** What you need to do **
Select every line containing the word "successfully" from the material, and copy those lines.
--- begin Input records ---
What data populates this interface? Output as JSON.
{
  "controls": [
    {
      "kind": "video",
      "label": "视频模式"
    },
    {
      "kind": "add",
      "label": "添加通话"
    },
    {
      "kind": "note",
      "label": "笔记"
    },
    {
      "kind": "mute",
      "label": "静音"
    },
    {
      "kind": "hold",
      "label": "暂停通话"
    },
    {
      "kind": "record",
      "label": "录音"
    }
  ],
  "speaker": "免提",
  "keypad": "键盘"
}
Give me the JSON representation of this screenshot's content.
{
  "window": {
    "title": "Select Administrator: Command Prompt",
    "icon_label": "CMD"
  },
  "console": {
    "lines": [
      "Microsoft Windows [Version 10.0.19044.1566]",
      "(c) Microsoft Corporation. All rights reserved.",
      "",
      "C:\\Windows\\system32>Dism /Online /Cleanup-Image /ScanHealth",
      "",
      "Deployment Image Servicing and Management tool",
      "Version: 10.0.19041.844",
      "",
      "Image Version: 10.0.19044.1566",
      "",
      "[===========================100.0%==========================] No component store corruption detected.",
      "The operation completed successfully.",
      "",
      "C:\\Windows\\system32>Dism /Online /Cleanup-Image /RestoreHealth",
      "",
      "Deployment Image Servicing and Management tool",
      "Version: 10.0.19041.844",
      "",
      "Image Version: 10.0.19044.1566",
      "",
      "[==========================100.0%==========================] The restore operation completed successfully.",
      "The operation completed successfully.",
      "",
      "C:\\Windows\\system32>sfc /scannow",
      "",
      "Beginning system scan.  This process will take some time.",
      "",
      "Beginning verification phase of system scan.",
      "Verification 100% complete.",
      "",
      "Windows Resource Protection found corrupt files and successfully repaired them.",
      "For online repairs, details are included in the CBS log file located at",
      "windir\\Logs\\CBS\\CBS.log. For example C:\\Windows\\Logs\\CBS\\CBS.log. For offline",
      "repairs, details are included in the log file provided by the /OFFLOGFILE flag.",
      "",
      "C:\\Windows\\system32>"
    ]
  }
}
--- end Input records ---
** Written response **
      "The operation completed successfully.",
      "[==========================100.0%==========================] The restore operation completed successfully.",
      "The operation completed successfully.",
      "Windows Resource Protection found corrupt files and successfully repaired them.",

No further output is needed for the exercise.